__Task objective__
Print the entries in full, word for word, but not the pictures.

··· Given information ···

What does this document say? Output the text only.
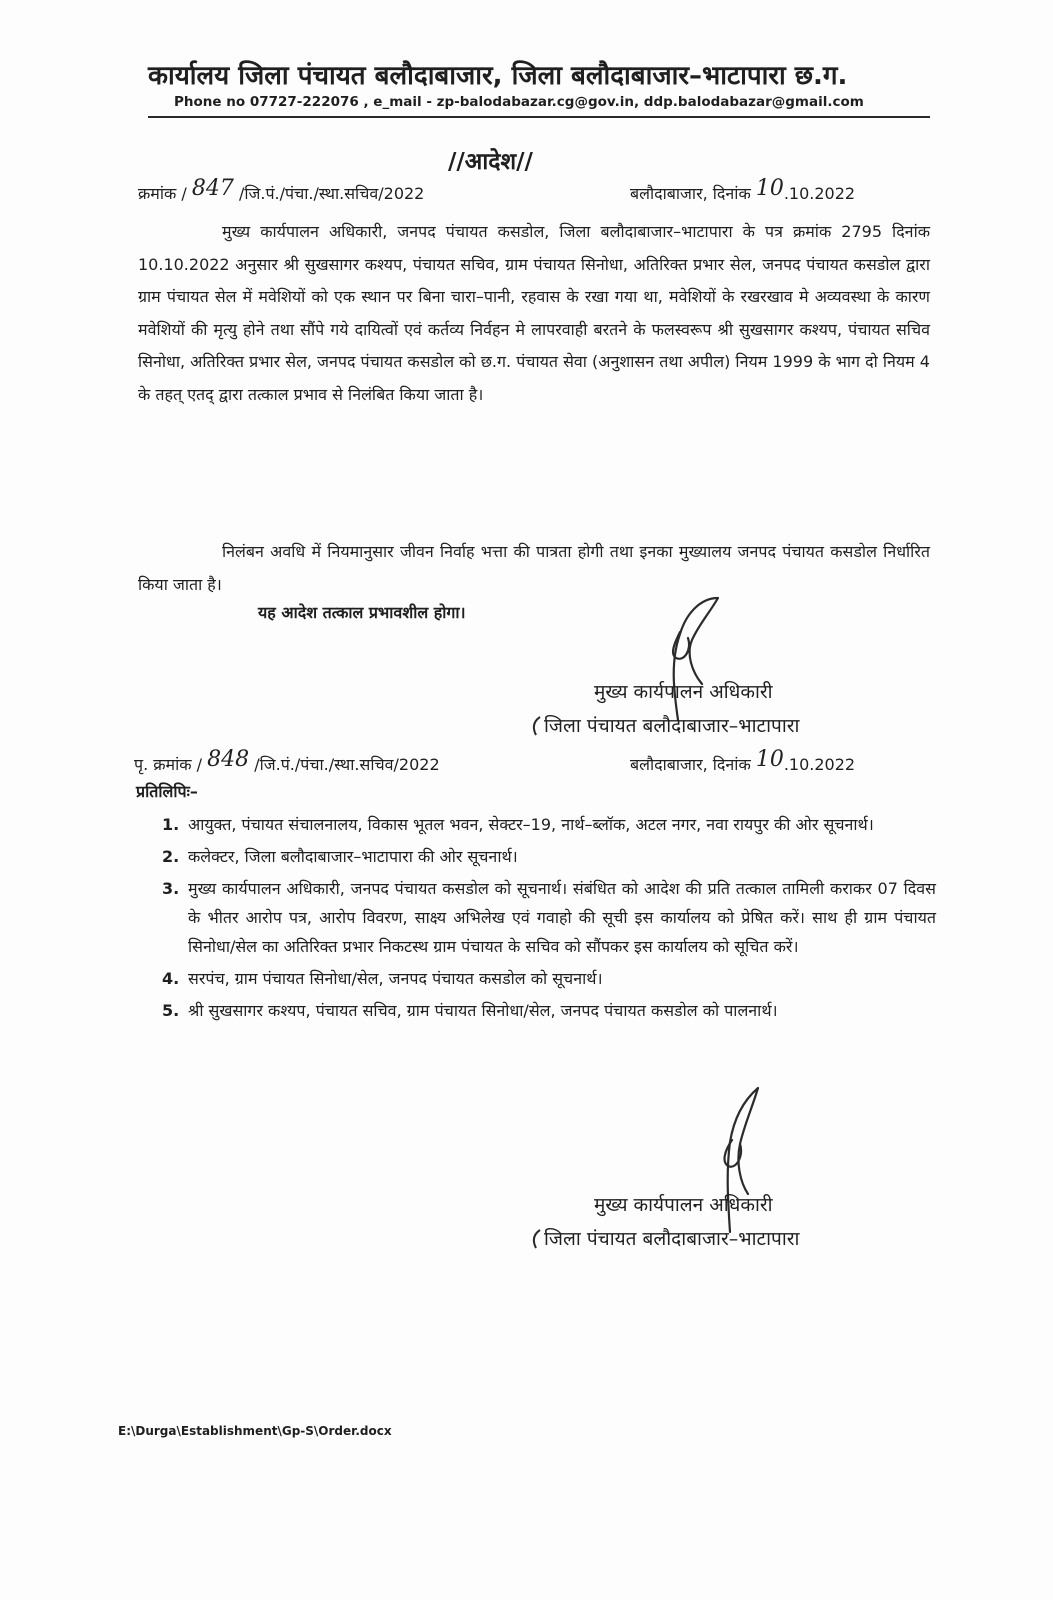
कार्यालय जिला पंचायत बलौदाबाजार, जिला बलौदाबाजार–भाटापारा छ.ग.
Phone no 07727-222076 , e_mail - zp-balodabazar.cg@gov.in, ddp.balodabazar@gmail.com
//आदेश//
क्रमांक / 847 /जि.पं./पंचा./स्था.सचिव/2022	बलौदाबाजार, दिनांक 10.10.2022
मुख्य कार्यपालन अधिकारी, जनपद पंचायत कसडोल, जिला बलौदाबाजार–भाटापारा के पत्र क्रमांक 2795 दिनांक 10.10.2022 अनुसार श्री सुखसागर कश्यप, पंचायत सचिव, ग्राम पंचायत सिनोधा, अतिरिक्त प्रभार सेल, जनपद पंचायत कसडोल द्वारा ग्राम पंचायत सेल में मवेशियों को एक स्थान पर बिना चारा–पानी, रहवास के रखा गया था, मवेशियों के रखरखाव मे अव्यवस्था के कारण मवेशियों की मृत्यु होने तथा सौंपे गये दायित्वों एवं कर्तव्य निर्वहन मे लापरवाही बरतने के फलस्वरूप श्री सुखसागर कश्यप, पंचायत सचिव सिनोधा, अतिरिक्त प्रभार सेल, जनपद पंचायत कसडोल को छ.ग. पंचायत सेवा (अनुशासन तथा अपील) नियम 1999 के भाग दो नियम 4 के तहत् एतद् द्वारा तत्काल प्रभाव से निलंबित किया जाता है।
निलंबन अवधि में नियमानुसार जीवन निर्वाह भत्ता की पात्रता होगी तथा इनका मुख्यालय जनपद पंचायत कसडोल निर्धारित किया जाता है।
यह आदेश तत्काल प्रभावशील होगा।
मुख्य कार्यपालन अधिकारी
जिला पंचायत बलौदाबाजार–भाटापारा
पृ. क्रमांक / 848 /जि.पं./पंचा./स्था.सचिव/2022	बलौदाबाजार, दिनांक 10.10.2022
प्रतिलिपिः–
1. आयुक्त, पंचायत संचालनालय, विकास भूतल भवन, सेक्टर–19, नार्थ–ब्लॉक, अटल नगर, नवा रायपुर की ओर सूचनार्थ।
2. कलेक्टर, जिला बलौदाबाजार–भाटापारा की ओर सूचनार्थ।
3. मुख्य कार्यपालन अधिकारी, जनपद पंचायत कसडोल को सूचनार्थ। संबंधित को आदेश की प्रति तत्काल तामिली कराकर 07 दिवस के भीतर आरोप पत्र, आरोप विवरण, साक्ष्य अभिलेख एवं गवाहो की सूची इस कार्यालय को प्रेषित करें। साथ ही ग्राम पंचायत सिनोधा/सेल का अतिरिक्त प्रभार निकटस्थ ग्राम पंचायत के सचिव को सौंपकर इस कार्यालय को सूचित करें।
4. सरपंच, ग्राम पंचायत सिनोधा/सेल, जनपद पंचायत कसडोल को सूचनार्थ।
5. श्री सुखसागर कश्यप, पंचायत सचिव, ग्राम पंचायत सिनोधा/सेल, जनपद पंचायत कसडोल को पालनार्थ।
मुख्य कार्यपालन अधिकारी
जिला पंचायत बलौदाबाजार–भाटापारा
E:\Durga\Establishment\Gp-S\Order.docx
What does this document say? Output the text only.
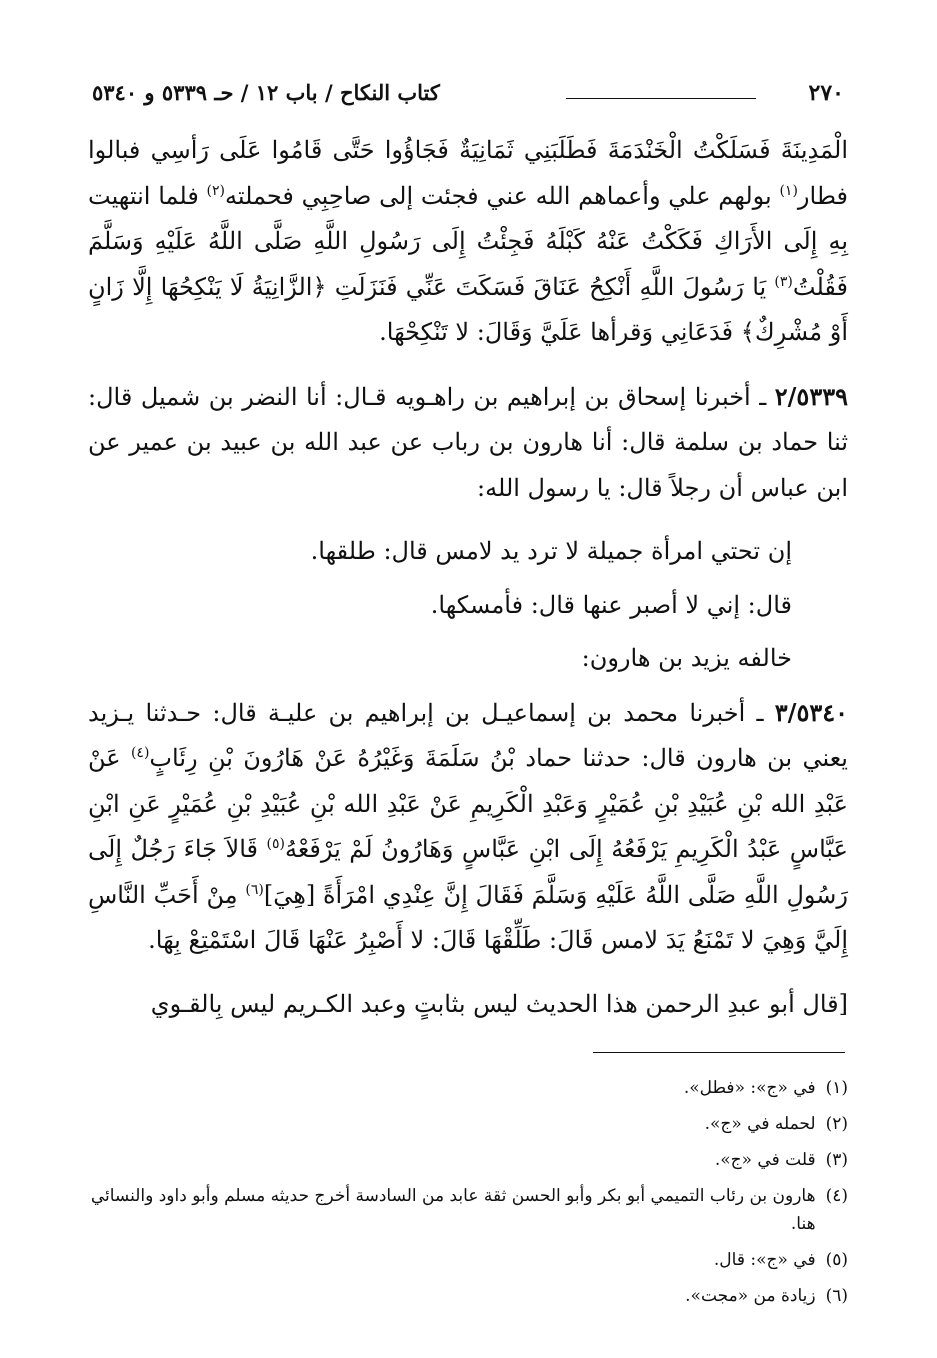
٢٧٠
كتاب النكاح / باب ١٢ / حـ ٥٣٣٩ و ٥٣٤٠

الْمَدِينَةَ فَسَلَكْتُ الْخَنْدَمَةَ فَطَلَبَنِي ثَمَانِيَةٌ فَجَاؤُوا حَتَّى قَامُوا عَلَى رَأسِي فبالوا فطار$^{(١)}$ بولهم علي وأعماهم الله عني فجئت إلى صاحِبِي فحملته$^{(٢)}$ فلما انتهيت بِهِ إِلَى الأَرَاكِ فَكَكْتُ عَنْهُ كَبْلَهُ فَجِئْتُ إِلَى رَسُولِ اللَّهِ صَلَّى اللَّهُ عَلَيْهِ وَسَلَّمَ فَقُلْتُ$^{(٣)}$ يَا رَسُولَ اللَّهِ أَنْكِحُ عَنَاقَ فَسَكَتَ عَنِّي فَنَزَلَتِ ﴿الزَّانِيَةُ لَا يَنْكِحُهَا إِلَّا زَانٍ أَوْ مُشْرِكٌ﴾ فَدَعَانِي وَقرأها عَلَيَّ وَقَالَ: لا تَنْكِحْهَا.

٢/٥٣٣٩ ـ أخبرنا إسحاق بن إبراهيم بن راهـويه قـال: أنا النضر بن شميل قال: ثنا حماد بن سلمة قال: أنا هارون بن رباب عن عبد الله بن عبيد بن عمير عن ابن عباس أن رجلاً قال: يا رسول الله:

إن تحتي امرأة جميلة لا ترد يد لامس قال: طلقها.

قال: إني لا أصبر عنها قال: فأمسكها.

خالفه يزيد بن هارون:

٣/٥٣٤٠ ـ أخبرنا محمد بن إسماعيـل بن إبراهيم بن عليـة قال: حـدثنا يـزيد يعني بن هارون قال: حدثنا حماد بْنُ سَلَمَةَ وَغَيْرُهُ عَنْ هَارُونَ بْنِ رِئَابٍ$^{(٤)}$ عَنْ عَبْدِ الله بْنِ عُبَيْدِ بْنِ عُمَيْرٍ وَعَبْدِ الْكَرِيمِ عَنْ عَبْدِ الله بْنِ عُبَيْدِ بْنِ عُمَيْرٍ عَنِ ابْنِ عَبَّاسٍ عَبْدُ الْكَرِيمِ يَرْفَعُهُ إِلَى ابْنِ عَبَّاسٍ وَهَارُونُ لَمْ يَرْفَعْهُ$^{(٥)}$ قَالاَ جَاءَ رَجُلٌ إِلَى رَسُولِ اللَّهِ صَلَّى اللَّهُ عَلَيْهِ وَسَلَّمَ فَقَالَ إِنَّ عِنْدِي امْرَأَةً [هِيَ]$^{(٦)}$ مِنْ أَحَبِّ النَّاسِ إِلَيَّ وَهِيَ لا تَمْنَعُ يَدَ لامس قَالَ: طَلِّقْهَا قَالَ: لا أَصْبِرُ عَنْهَا قَالَ اسْتَمْتِعْ بِهَا.

[قال أبو عبدِ الرحمن هذا الحديث ليس بثابتٍ وعبد الكـريم ليس بِالقـوي

(١)
في «ج»: «فطل».
(٢)
لحمله في «ج».
(٣)
قلت في «ج».
(٤)
هارون بن رئاب التميمي أبو بكر وأبو الحسن ثقة عابد من السادسة أخرج حديثه مسلم وأبو داود والنسائي هنا.
(٥)
في «ج»: قال.
(٦)
زيادة من «مجت».
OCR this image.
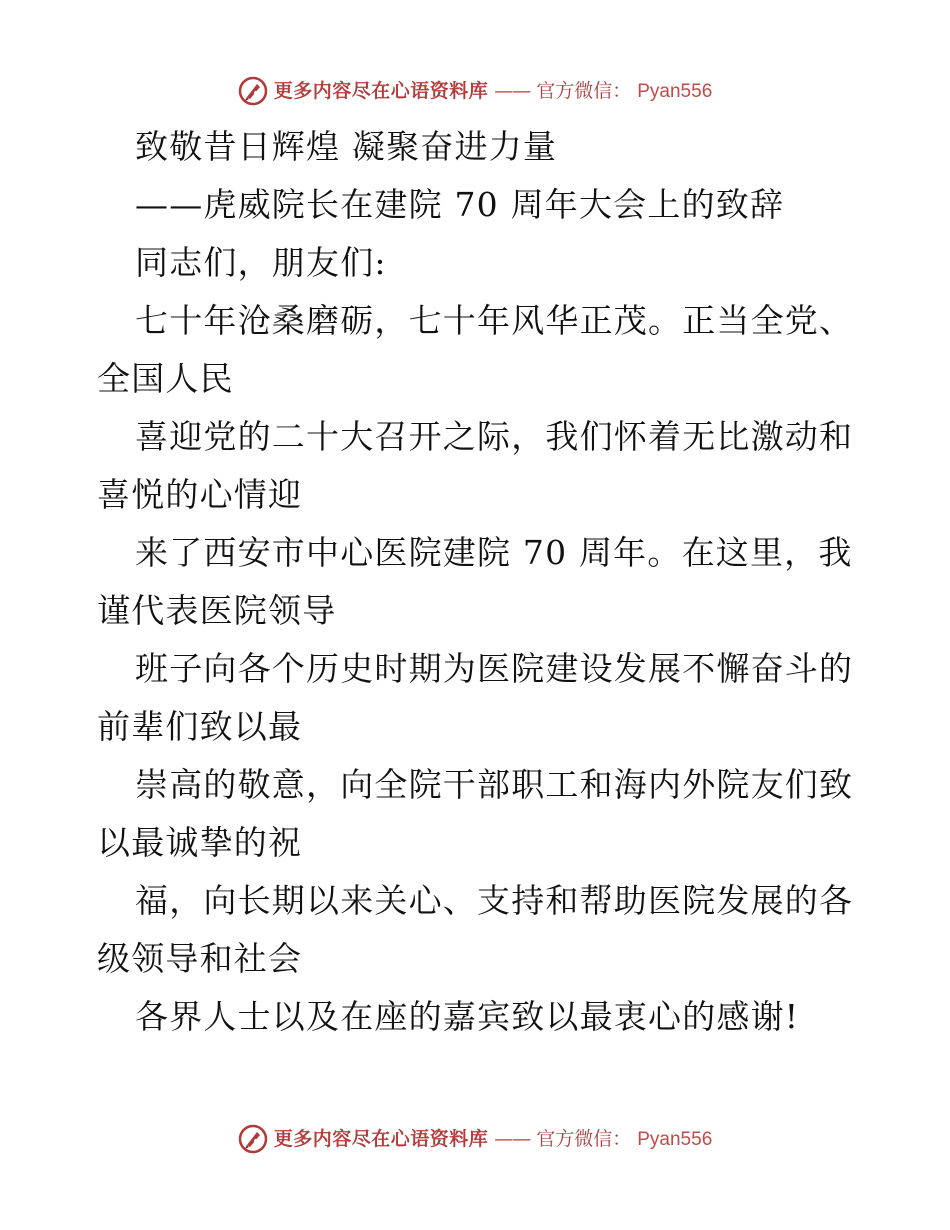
更多内容尽在心语资料库 —— 官方微信： Pyan556
致敬昔日辉煌 凝聚奋进力量
——虎威院长在建院 70 周年大会上的致辞
同志们，朋友们:
七十年沧桑磨砺，七十年风华正茂。正当全党、
全国人民
喜迎党的二十大召开之际，我们怀着无比激动和
喜悦的心情迎
来了西安市中心医院建院 70 周年。在这里，我
谨代表医院领导
班子向各个历史时期为医院建设发展不懈奋斗的
前辈们致以最
崇高的敬意，向全院干部职工和海内外院友们致
以最诚挚的祝
福，向长期以来关心、支持和帮助医院发展的各
级领导和社会
各界人士以及在座的嘉宾致以最衷心的感谢!
更多内容尽在心语资料库 —— 官方微信： Pyan556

···

__Result__
What does this document say? Output the text only.
कार्यालय जिला पंचायत बलौदाबाजार, जिला बलौदाबाजार–भाटापारा छ.ग.
Phone no 07727-222076 , e_mail - zp-balodabazar.cg@gov.in, ddp.balodabazar@gmail.com
//आदेश//
क्रमांक / 847 /जि.पं./पंचा./स्था.सचिव/2022	बलौदाबाजार, दिनांक 10.10.2022
मुख्य कार्यपालन अधिकारी, जनपद पंचायत कसडोल, जिला बलौदाबाजार–भाटापारा के पत्र क्रमांक 2795 दिनांक 10.10.2022 अनुसार श्री सुखसागर कश्यप, पंचायत सचिव, ग्राम पंचायत सिनोधा, अतिरिक्त प्रभार सेल, जनपद पंचायत कसडोल द्वारा ग्राम पंचायत सेल में मवेशियों को एक स्थान पर बिना चारा–पानी, रहवास के रखा गया था, मवेशियों के रखरखाव मे अव्यवस्था के कारण मवेशियों की मृत्यु होने तथा सौंपे गये दायित्वों एवं कर्तव्य निर्वहन मे लापरवाही बरतने के फलस्वरूप श्री सुखसागर कश्यप, पंचायत सचिव सिनोधा, अतिरिक्त प्रभार सेल, जनपद पंचायत कसडोल को छ.ग. पंचायत सेवा (अनुशासन तथा अपील) नियम 1999 के भाग दो नियम 4 के तहत् एतद् द्वारा तत्काल प्रभाव से निलंबित किया जाता है।
निलंबन अवधि में नियमानुसार जीवन निर्वाह भत्ता की पात्रता होगी तथा इनका मुख्यालय जनपद पंचायत कसडोल निर्धारित किया जाता है।
यह आदेश तत्काल प्रभावशील होगा।
मुख्य कार्यपालन अधिकारी
जिला पंचायत बलौदाबाजार–भाटापारा
पृ. क्रमांक / 848 /जि.पं./पंचा./स्था.सचिव/2022	बलौदाबाजार, दिनांक 10.10.2022
प्रतिलिपिः–
1. आयुक्त, पंचायत संचालनालय, विकास भूतल भवन, सेक्टर–19, नार्थ–ब्लॉक, अटल नगर, नवा रायपुर की ओर सूचनार्थ।
2. कलेक्टर, जिला बलौदाबाजार–भाटापारा की ओर सूचनार्थ।
3. मुख्य कार्यपालन अधिकारी, जनपद पंचायत कसडोल को सूचनार्थ। संबंधित को आदेश की प्रति तत्काल तामिली कराकर 07 दिवस के भीतर आरोप पत्र, आरोप विवरण, साक्ष्य अभिलेख एवं गवाहो की सूची इस कार्यालय को प्रेषित करें। साथ ही ग्राम पंचायत सिनोधा/सेल का अतिरिक्त प्रभार निकटस्थ ग्राम पंचायत के सचिव को सौंपकर इस कार्यालय को सूचित करें।
4. सरपंच, ग्राम पंचायत सिनोधा/सेल, जनपद पंचायत कसडोल को सूचनार्थ।
5. श्री सुखसागर कश्यप, पंचायत सचिव, ग्राम पंचायत सिनोधा/सेल, जनपद पंचायत कसडोल को पालनार्थ।
मुख्य कार्यपालन अधिकारी
जिला पंचायत बलौदाबाजार–भाटापारा
E:\Durga\Establishment\Gp-S\Order.docx
What does this document say? Output the text only.
٢٧٠
كتاب النكاح / باب ١٢ / حـ ٥٣٣٩ و ٥٣٤٠

الْمَدِينَةَ فَسَلَكْتُ الْخَنْدَمَةَ فَطَلَبَنِي ثَمَانِيَةٌ فَجَاؤُوا حَتَّى قَامُوا عَلَى رَأسِي فبالوا فطار$^{(١)}$ بولهم علي وأعماهم الله عني فجئت إلى صاحِبِي فحملته$^{(٢)}$ فلما انتهيت بِهِ إِلَى الأَرَاكِ فَكَكْتُ عَنْهُ كَبْلَهُ فَجِئْتُ إِلَى رَسُولِ اللَّهِ صَلَّى اللَّهُ عَلَيْهِ وَسَلَّمَ فَقُلْتُ$^{(٣)}$ يَا رَسُولَ اللَّهِ أَنْكِحُ عَنَاقَ فَسَكَتَ عَنِّي فَنَزَلَتِ ﴿الزَّانِيَةُ لَا يَنْكِحُهَا إِلَّا زَانٍ أَوْ مُشْرِكٌ﴾ فَدَعَانِي وَقرأها عَلَيَّ وَقَالَ: لا تَنْكِحْهَا.

٢/٥٣٣٩ ـ أخبرنا إسحاق بن إبراهيم بن راهـويه قـال: أنا النضر بن شميل قال: ثنا حماد بن سلمة قال: أنا هارون بن رباب عن عبد الله بن عبيد بن عمير عن ابن عباس أن رجلاً قال: يا رسول الله:

إن تحتي امرأة جميلة لا ترد يد لامس قال: طلقها.

قال: إني لا أصبر عنها قال: فأمسكها.

خالفه يزيد بن هارون:

٣/٥٣٤٠ ـ أخبرنا محمد بن إسماعيـل بن إبراهيم بن عليـة قال: حـدثنا يـزيد يعني بن هارون قال: حدثنا حماد بْنُ سَلَمَةَ وَغَيْرُهُ عَنْ هَارُونَ بْنِ رِئَابٍ$^{(٤)}$ عَنْ عَبْدِ الله بْنِ عُبَيْدِ بْنِ عُمَيْرٍ وَعَبْدِ الْكَرِيمِ عَنْ عَبْدِ الله بْنِ عُبَيْدِ بْنِ عُمَيْرٍ عَنِ ابْنِ عَبَّاسٍ عَبْدُ الْكَرِيمِ يَرْفَعُهُ إِلَى ابْنِ عَبَّاسٍ وَهَارُونُ لَمْ يَرْفَعْهُ$^{(٥)}$ قَالاَ جَاءَ رَجُلٌ إِلَى رَسُولِ اللَّهِ صَلَّى اللَّهُ عَلَيْهِ وَسَلَّمَ فَقَالَ إِنَّ عِنْدِي امْرَأَةً [هِيَ]$^{(٦)}$ مِنْ أَحَبِّ النَّاسِ إِلَيَّ وَهِيَ لا تَمْنَعُ يَدَ لامس قَالَ: طَلِّقْهَا قَالَ: لا أَصْبِرُ عَنْهَا قَالَ اسْتَمْتِعْ بِهَا.

[قال أبو عبدِ الرحمن هذا الحديث ليس بثابتٍ وعبد الكـريم ليس بِالقـوي

(١)
في «ج»: «فطل».
(٢)
لحمله في «ج».
(٣)
قلت في «ج».
(٤)
هارون بن رئاب التميمي أبو بكر وأبو الحسن ثقة عابد من السادسة أخرج حديثه مسلم وأبو داود والنسائي هنا.
(٥)
في «ج»: قال.
(٦)
زيادة من «مجت».
OCR this image.
更多内容尽在心语资料库 —— 官方微信： Pyan556
致敬昔日辉煌 凝聚奋进力量
——虎威院长在建院 70 周年大会上的致辞
同志们，朋友们:
七十年沧桑磨砺，七十年风华正茂。正当全党、
全国人民
喜迎党的二十大召开之际，我们怀着无比激动和
喜悦的心情迎
来了西安市中心医院建院 70 周年。在这里，我
谨代表医院领导
班子向各个历史时期为医院建设发展不懈奋斗的
前辈们致以最
崇高的敬意，向全院干部职工和海内外院友们致
以最诚挚的祝
福，向长期以来关心、支持和帮助医院发展的各
级领导和社会
各界人士以及在座的嘉宾致以最衷心的感谢!
更多内容尽在心语资料库 —— 官方微信： Pyan556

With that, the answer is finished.